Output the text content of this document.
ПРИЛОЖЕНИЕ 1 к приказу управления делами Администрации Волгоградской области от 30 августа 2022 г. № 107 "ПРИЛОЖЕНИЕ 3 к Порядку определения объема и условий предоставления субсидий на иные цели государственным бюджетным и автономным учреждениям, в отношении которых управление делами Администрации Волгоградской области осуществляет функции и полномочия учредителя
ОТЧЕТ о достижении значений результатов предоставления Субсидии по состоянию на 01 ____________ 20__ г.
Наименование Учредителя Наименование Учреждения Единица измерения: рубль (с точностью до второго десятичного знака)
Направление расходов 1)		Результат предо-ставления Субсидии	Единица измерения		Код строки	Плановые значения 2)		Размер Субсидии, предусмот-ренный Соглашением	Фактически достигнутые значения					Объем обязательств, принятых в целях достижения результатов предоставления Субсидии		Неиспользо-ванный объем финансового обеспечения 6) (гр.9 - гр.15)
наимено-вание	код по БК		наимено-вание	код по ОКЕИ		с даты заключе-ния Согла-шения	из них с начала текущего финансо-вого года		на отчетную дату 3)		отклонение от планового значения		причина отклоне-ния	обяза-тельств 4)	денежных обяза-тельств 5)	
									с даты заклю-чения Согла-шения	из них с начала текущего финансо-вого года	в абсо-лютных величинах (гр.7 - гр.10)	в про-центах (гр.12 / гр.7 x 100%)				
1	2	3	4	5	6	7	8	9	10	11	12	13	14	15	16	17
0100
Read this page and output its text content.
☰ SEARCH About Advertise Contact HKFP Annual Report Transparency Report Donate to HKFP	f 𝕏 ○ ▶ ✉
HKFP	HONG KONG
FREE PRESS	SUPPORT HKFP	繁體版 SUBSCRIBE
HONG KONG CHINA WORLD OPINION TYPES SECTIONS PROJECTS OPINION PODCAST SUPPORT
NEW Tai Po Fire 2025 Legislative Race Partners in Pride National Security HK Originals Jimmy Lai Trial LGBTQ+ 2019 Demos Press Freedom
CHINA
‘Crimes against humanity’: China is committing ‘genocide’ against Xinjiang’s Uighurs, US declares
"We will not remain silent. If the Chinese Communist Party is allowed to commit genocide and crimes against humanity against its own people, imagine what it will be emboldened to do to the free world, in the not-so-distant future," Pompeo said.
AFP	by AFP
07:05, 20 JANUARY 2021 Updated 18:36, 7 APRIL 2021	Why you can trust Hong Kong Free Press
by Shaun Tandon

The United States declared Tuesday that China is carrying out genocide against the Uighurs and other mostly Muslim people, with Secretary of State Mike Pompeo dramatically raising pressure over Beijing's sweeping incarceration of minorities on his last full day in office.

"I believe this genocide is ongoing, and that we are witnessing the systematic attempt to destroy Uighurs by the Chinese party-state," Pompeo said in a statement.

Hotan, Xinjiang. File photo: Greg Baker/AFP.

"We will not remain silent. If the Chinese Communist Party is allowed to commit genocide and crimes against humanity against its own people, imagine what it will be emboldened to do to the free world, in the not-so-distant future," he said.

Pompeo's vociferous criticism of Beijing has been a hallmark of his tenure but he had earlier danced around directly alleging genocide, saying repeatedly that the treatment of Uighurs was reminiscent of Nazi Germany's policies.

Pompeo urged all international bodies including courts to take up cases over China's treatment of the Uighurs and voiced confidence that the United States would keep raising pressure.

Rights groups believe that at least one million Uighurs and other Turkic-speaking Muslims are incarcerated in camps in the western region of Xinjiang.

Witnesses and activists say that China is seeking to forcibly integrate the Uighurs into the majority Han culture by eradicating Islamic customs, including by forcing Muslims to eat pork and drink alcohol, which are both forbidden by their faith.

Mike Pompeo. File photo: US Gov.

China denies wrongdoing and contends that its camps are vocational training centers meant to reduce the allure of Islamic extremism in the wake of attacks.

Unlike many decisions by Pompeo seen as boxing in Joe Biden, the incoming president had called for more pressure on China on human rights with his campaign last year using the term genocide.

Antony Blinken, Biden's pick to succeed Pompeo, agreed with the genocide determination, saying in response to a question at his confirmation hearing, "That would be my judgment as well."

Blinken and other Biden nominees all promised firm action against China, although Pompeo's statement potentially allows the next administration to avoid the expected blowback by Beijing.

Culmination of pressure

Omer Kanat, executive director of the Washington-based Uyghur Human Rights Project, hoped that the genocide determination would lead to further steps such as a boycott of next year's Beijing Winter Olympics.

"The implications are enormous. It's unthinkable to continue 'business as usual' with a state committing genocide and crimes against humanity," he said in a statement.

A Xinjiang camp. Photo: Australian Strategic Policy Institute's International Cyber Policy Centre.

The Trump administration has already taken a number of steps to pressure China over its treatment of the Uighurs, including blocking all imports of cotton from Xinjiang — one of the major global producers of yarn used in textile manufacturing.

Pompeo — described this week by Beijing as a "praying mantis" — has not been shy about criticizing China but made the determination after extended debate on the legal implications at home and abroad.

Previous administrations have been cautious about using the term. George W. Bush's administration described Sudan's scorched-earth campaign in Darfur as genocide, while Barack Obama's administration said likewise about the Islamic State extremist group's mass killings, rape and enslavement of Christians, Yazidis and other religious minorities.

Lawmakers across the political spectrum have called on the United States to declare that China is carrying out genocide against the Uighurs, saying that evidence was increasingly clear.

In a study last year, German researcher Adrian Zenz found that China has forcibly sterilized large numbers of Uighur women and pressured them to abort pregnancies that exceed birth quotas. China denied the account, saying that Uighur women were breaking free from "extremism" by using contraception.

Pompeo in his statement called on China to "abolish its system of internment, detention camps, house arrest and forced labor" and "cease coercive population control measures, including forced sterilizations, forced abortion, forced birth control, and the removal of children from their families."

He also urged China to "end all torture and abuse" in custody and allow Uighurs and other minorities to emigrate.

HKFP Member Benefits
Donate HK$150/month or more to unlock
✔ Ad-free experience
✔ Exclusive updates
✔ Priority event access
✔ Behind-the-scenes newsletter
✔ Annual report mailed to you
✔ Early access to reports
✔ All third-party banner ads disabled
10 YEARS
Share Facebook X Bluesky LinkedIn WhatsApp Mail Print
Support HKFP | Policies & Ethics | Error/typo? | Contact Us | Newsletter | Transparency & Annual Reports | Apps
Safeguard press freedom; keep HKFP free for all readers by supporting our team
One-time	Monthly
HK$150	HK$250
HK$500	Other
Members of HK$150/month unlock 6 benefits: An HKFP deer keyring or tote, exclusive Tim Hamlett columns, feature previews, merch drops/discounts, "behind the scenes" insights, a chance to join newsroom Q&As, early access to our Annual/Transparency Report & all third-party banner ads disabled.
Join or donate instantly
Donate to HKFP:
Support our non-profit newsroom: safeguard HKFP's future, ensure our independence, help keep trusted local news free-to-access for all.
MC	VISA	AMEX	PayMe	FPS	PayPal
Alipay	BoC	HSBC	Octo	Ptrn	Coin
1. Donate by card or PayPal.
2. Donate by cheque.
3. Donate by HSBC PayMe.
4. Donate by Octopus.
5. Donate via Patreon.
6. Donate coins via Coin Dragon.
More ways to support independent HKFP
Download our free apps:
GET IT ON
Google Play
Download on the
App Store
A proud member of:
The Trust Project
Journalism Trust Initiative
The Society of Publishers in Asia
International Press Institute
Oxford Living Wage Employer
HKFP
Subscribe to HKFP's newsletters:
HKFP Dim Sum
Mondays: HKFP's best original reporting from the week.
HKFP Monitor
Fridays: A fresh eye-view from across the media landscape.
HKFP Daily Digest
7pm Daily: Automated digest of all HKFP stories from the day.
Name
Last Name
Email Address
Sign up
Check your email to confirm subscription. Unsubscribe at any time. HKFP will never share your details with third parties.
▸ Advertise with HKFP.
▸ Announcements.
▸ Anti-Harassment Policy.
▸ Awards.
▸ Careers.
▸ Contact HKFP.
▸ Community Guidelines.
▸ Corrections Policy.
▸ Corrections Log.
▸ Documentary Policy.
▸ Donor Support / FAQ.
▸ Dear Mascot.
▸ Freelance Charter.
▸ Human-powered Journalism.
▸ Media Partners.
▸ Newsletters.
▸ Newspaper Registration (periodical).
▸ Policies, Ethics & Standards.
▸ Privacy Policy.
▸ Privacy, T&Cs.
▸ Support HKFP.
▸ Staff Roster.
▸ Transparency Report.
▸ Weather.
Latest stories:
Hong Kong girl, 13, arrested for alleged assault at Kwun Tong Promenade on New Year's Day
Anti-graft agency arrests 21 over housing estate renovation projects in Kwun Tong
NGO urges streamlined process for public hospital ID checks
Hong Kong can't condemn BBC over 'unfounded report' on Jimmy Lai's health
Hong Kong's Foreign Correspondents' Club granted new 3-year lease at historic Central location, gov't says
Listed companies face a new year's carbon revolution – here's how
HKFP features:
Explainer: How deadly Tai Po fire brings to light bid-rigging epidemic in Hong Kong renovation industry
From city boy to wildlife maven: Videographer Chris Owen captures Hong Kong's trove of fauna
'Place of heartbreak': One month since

Exercise instructions: Each line containing the word "week" counts once; report the total alone.

Solution for this problem: 2